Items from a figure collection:
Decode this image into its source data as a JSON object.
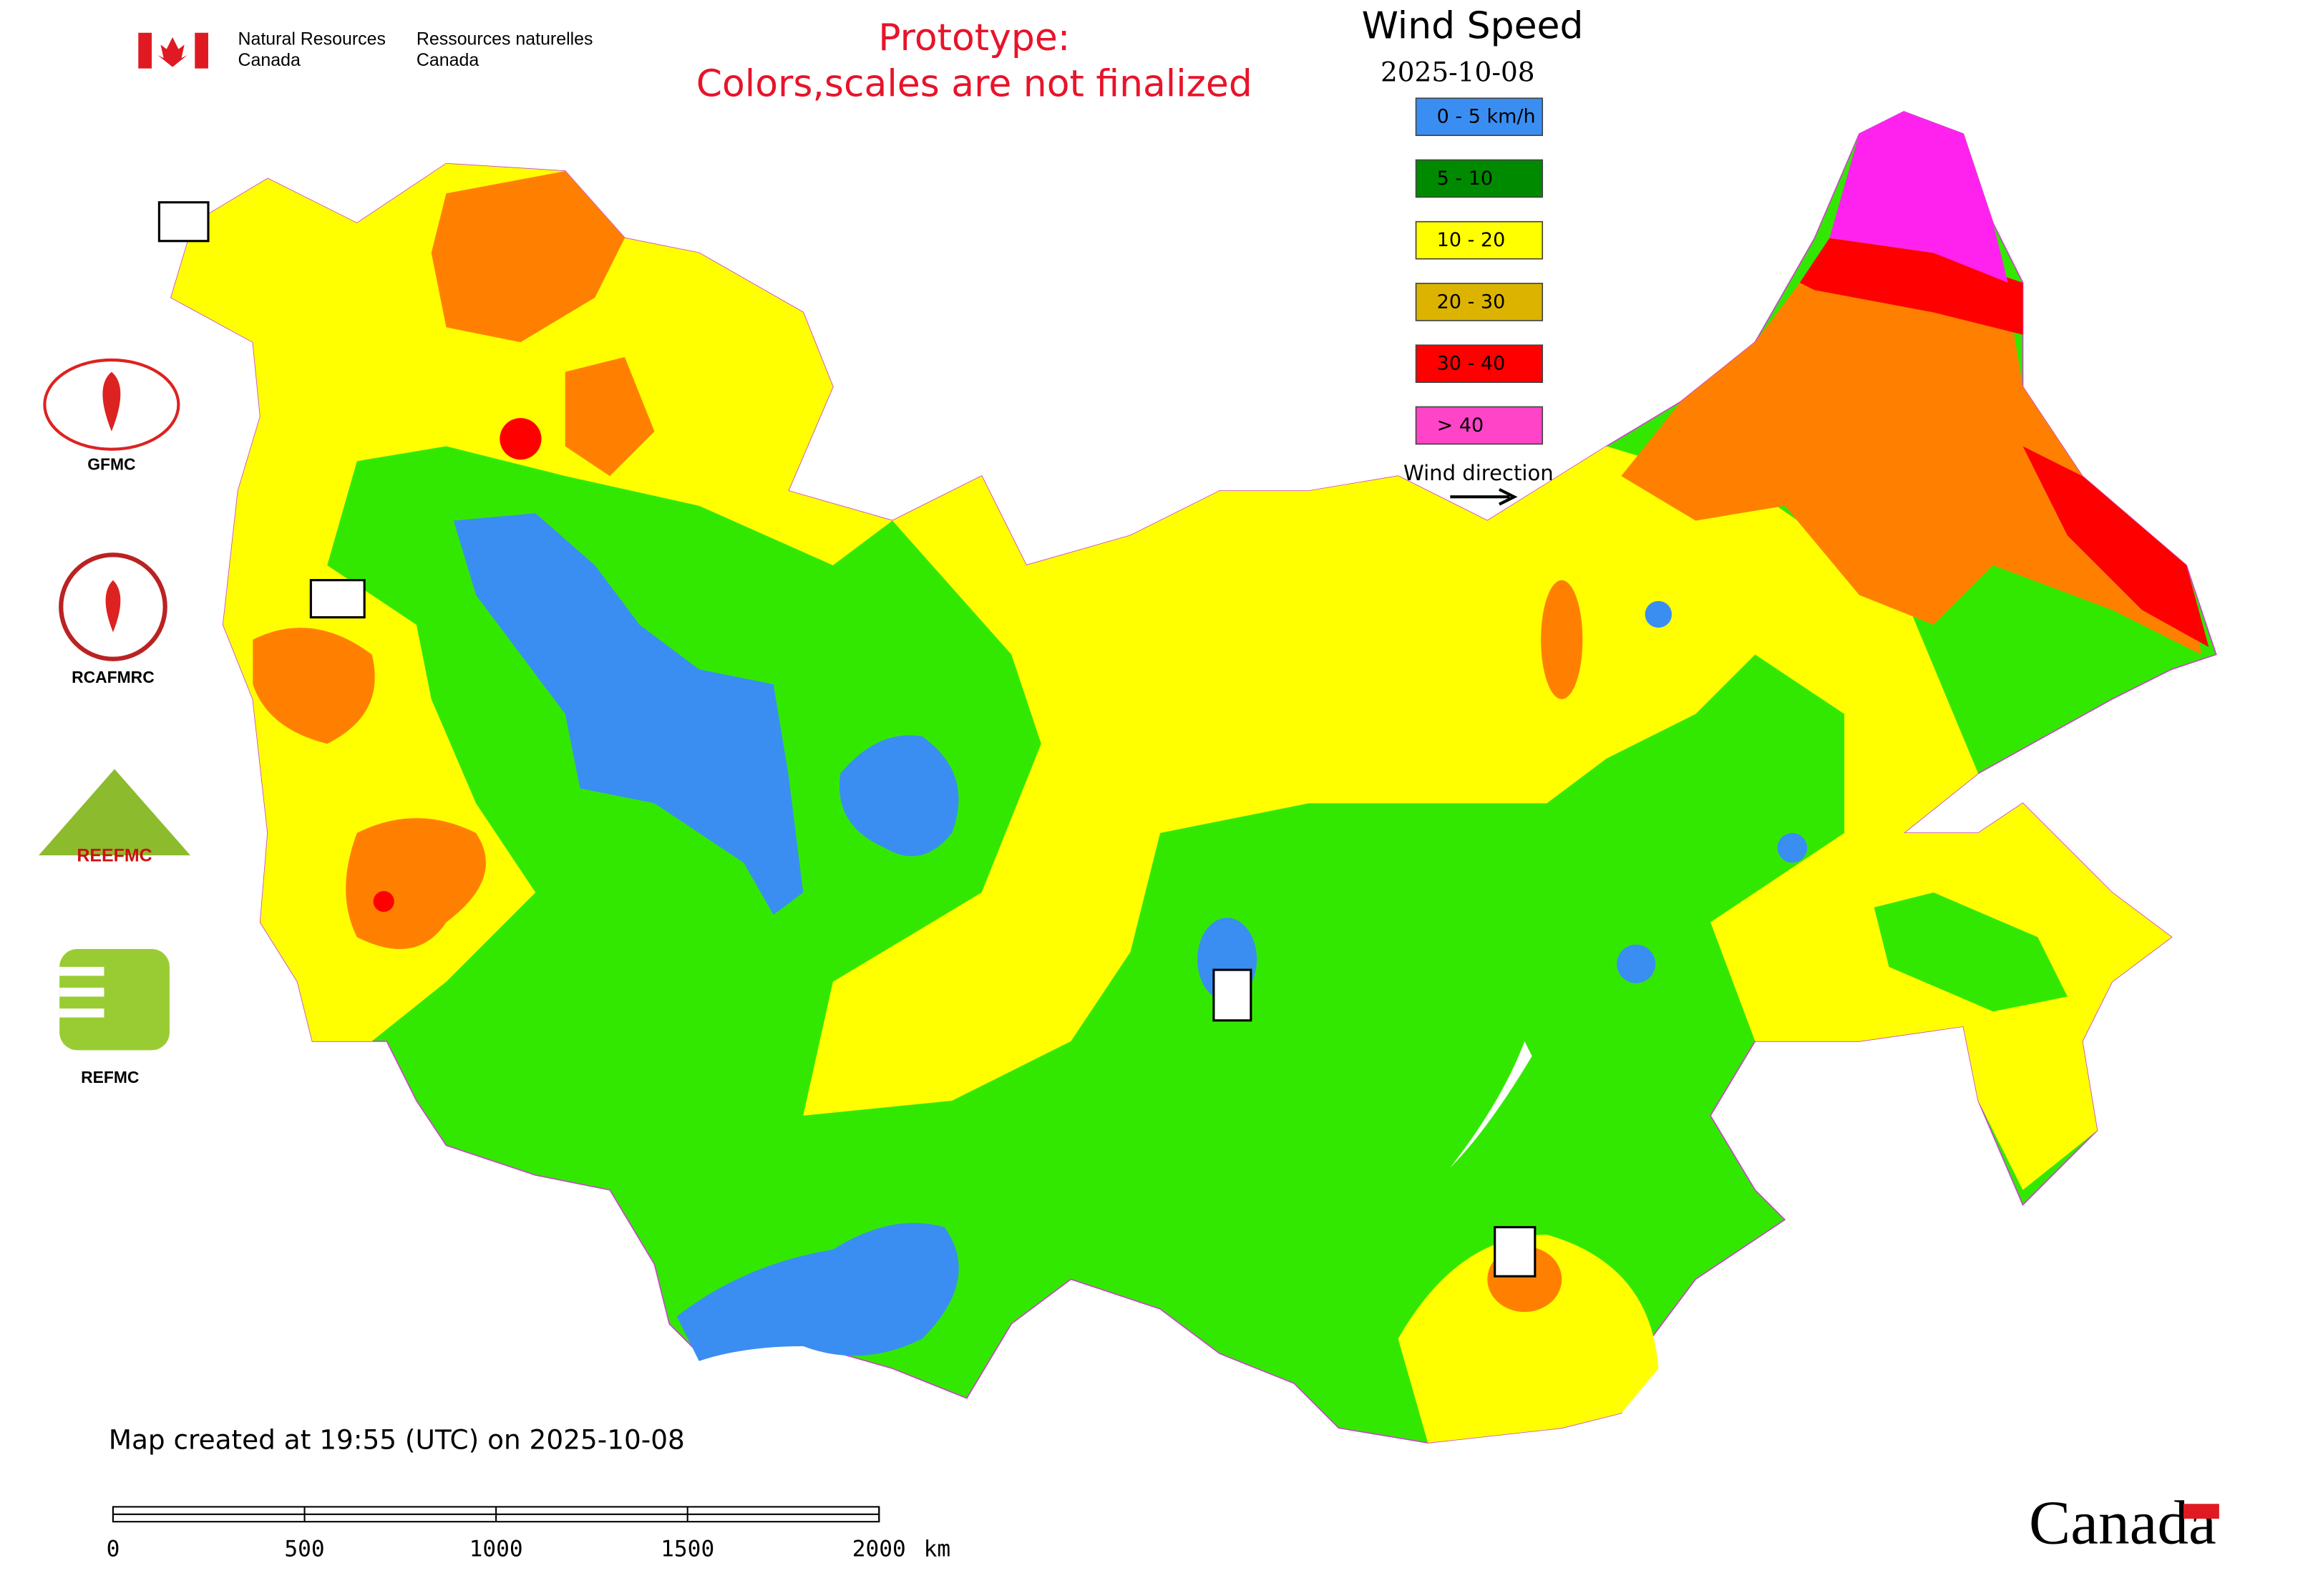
{
  "header": {
    "dept_en": [
      "Natural Resources",
      "Canada"
    ],
    "dept_fr": [
      "Ressources naturelles",
      "Canada"
    ]
  },
  "notice": [
    "Prototype:",
    "Colors,scales are not finalized"
  ],
  "legend": {
    "title": "Wind Speed",
    "date": "2025-10-08",
    "items": [
      {
        "label": "0 - 5 km/h",
        "color": "#3a8ef2"
      },
      {
        "label": "5 - 10",
        "color": "#008a00"
      },
      {
        "label": "10 - 20",
        "color": "#ffff00"
      },
      {
        "label": "20 - 30",
        "color": "#dcb400"
      },
      {
        "label": "30 - 40",
        "color": "#ff0000"
      },
      {
        "label": "> 40",
        "color": "#ff44c8"
      }
    ],
    "direction_label": "Wind direction"
  },
  "logos": {
    "gfmc": "GFMC",
    "rcafmrc": "RCAFMRC",
    "reefmc": "REEFMC",
    "refmc": "REFMC"
  },
  "footer": {
    "created": "Map created at 19:55 (UTC) on 2025-10-08",
    "scale": {
      "ticks": [
        "0",
        "500",
        "1000",
        "1500",
        "2000"
      ],
      "unit": "km"
    },
    "wordmark": "Canada"
  }
}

**The request**. Return to the listing above and set it down exactly, leaving out its pictures.

**Result of this task**.
Decode this image into its source data as a JSON object.
{
  "header": {
    "dept_en": [
      "Natural Resources",
      "Canada"
    ],
    "dept_fr": [
      "Ressources naturelles",
      "Canada"
    ]
  },
  "notice": [
    "Prototype:",
    "Colors,scales are not finalized"
  ],
  "legend": {
    "title": "Wind Speed",
    "date": "2025-10-08",
    "items": [
      {
        "label": "0 - 5 km/h",
        "color": "#3a8ef2"
      },
      {
        "label": "5 - 10",
        "color": "#008a00"
      },
      {
        "label": "10 - 20",
        "color": "#ffff00"
      },
      {
        "label": "20 - 30",
        "color": "#dcb400"
      },
      {
        "label": "30 - 40",
        "color": "#ff0000"
      },
      {
        "label": "> 40",
        "color": "#ff44c8"
      }
    ],
    "direction_label": "Wind direction"
  },
  "logos": {
    "gfmc": "GFMC",
    "rcafmrc": "RCAFMRC",
    "reefmc": "REEFMC",
    "refmc": "REFMC"
  },
  "footer": {
    "created": "Map created at 19:55 (UTC) on 2025-10-08",
    "scale": {
      "ticks": [
        "0",
        "500",
        "1000",
        "1500",
        "2000"
      ],
      "unit": "km"
    },
    "wordmark": "Canada"
  }
}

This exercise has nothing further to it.